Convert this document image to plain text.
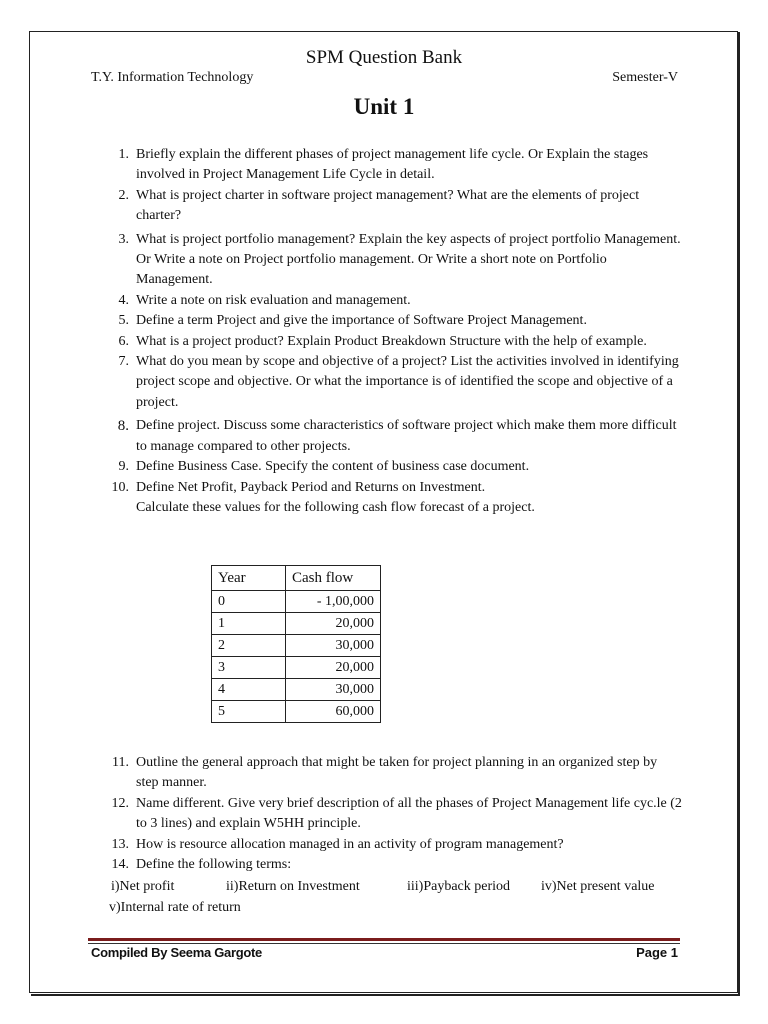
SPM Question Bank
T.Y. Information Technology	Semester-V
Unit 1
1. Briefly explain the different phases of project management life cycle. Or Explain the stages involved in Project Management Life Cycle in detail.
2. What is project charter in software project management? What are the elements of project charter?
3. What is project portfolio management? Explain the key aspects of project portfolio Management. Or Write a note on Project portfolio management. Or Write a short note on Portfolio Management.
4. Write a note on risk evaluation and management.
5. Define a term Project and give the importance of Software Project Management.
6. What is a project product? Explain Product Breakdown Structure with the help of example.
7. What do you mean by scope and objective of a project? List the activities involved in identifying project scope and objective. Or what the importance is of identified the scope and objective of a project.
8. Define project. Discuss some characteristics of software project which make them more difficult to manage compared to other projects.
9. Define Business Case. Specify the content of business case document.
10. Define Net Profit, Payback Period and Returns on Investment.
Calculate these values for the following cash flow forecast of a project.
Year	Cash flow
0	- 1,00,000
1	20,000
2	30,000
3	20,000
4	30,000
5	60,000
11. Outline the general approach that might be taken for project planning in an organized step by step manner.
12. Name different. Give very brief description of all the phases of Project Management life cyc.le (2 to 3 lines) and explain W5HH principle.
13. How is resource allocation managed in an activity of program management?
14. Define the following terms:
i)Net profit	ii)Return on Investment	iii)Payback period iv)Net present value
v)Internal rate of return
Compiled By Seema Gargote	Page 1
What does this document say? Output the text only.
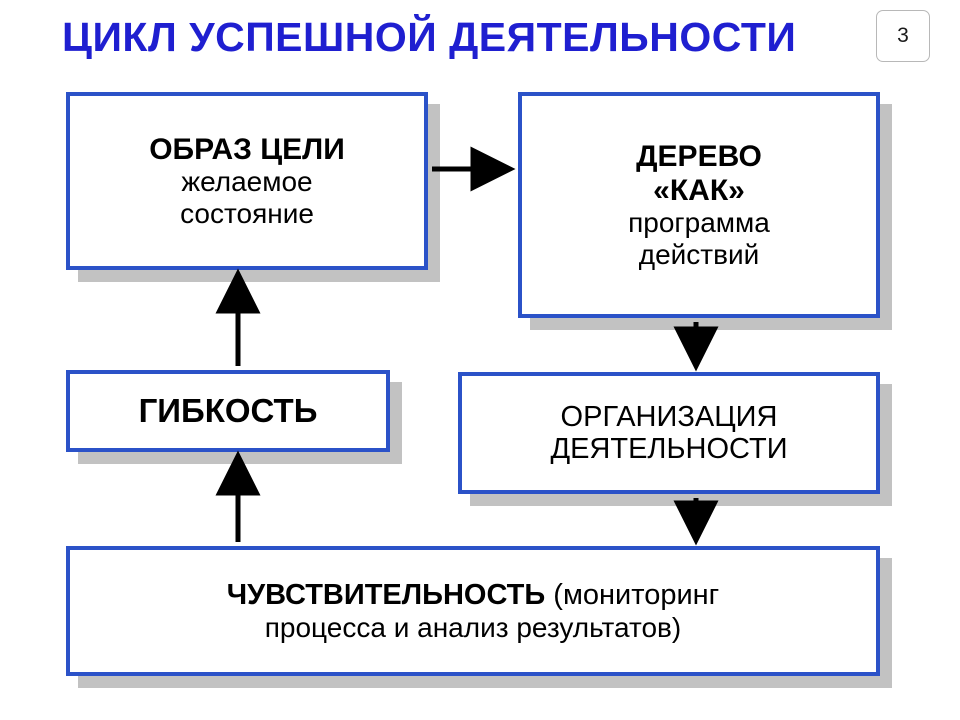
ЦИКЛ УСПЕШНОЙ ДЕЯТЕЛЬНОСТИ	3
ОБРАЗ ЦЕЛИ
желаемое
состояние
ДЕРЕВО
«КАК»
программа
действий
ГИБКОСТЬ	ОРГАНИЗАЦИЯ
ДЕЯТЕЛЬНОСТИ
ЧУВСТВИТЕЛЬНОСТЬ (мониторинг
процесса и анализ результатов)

What this task involves |
Print each line of the material above exactly, with the pictures removed from your copy.

Final answer |
Convert this document image to plain text.
SPM Question Bank
T.Y. Information Technology	Semester-V
Unit 1
1. Briefly explain the different phases of project management life cycle. Or Explain the stages involved in Project Management Life Cycle in detail.
2. What is project charter in software project management? What are the elements of project charter?
3. What is project portfolio management? Explain the key aspects of project portfolio Management. Or Write a note on Project portfolio management. Or Write a short note on Portfolio Management.
4. Write a note on risk evaluation and management.
5. Define a term Project and give the importance of Software Project Management.
6. What is a project product? Explain Product Breakdown Structure with the help of example.
7. What do you mean by scope and objective of a project? List the activities involved in identifying project scope and objective. Or what the importance is of identified the scope and objective of a project.
8. Define project. Discuss some characteristics of software project which make them more difficult to manage compared to other projects.
9. Define Business Case. Specify the content of business case document.
10. Define Net Profit, Payback Period and Returns on Investment.
Calculate these values for the following cash flow forecast of a project.
Year	Cash flow
0	- 1,00,000
1	20,000
2	30,000
3	20,000
4	30,000
5	60,000
11. Outline the general approach that might be taken for project planning in an organized step by step manner.
12. Name different. Give very brief description of all the phases of Project Management life cyc.le (2 to 3 lines) and explain W5HH principle.
13. How is resource allocation managed in an activity of program management?
14. Define the following terms:
i)Net profit	ii)Return on Investment	iii)Payback period iv)Net present value
v)Internal rate of return
Compiled By Seema Gargote	Page 1
What does this document say? Output the text only.
ЦИКЛ УСПЕШНОЙ ДЕЯТЕЛЬНОСТИ	3
ОБРАЗ ЦЕЛИ
желаемое
состояние
ДЕРЕВО
«КАК»
программа
действий
ГИБКОСТЬ	ОРГАНИЗАЦИЯ
ДЕЯТЕЛЬНОСТИ
ЧУВСТВИТЕЛЬНОСТЬ (мониторинг
процесса и анализ результатов)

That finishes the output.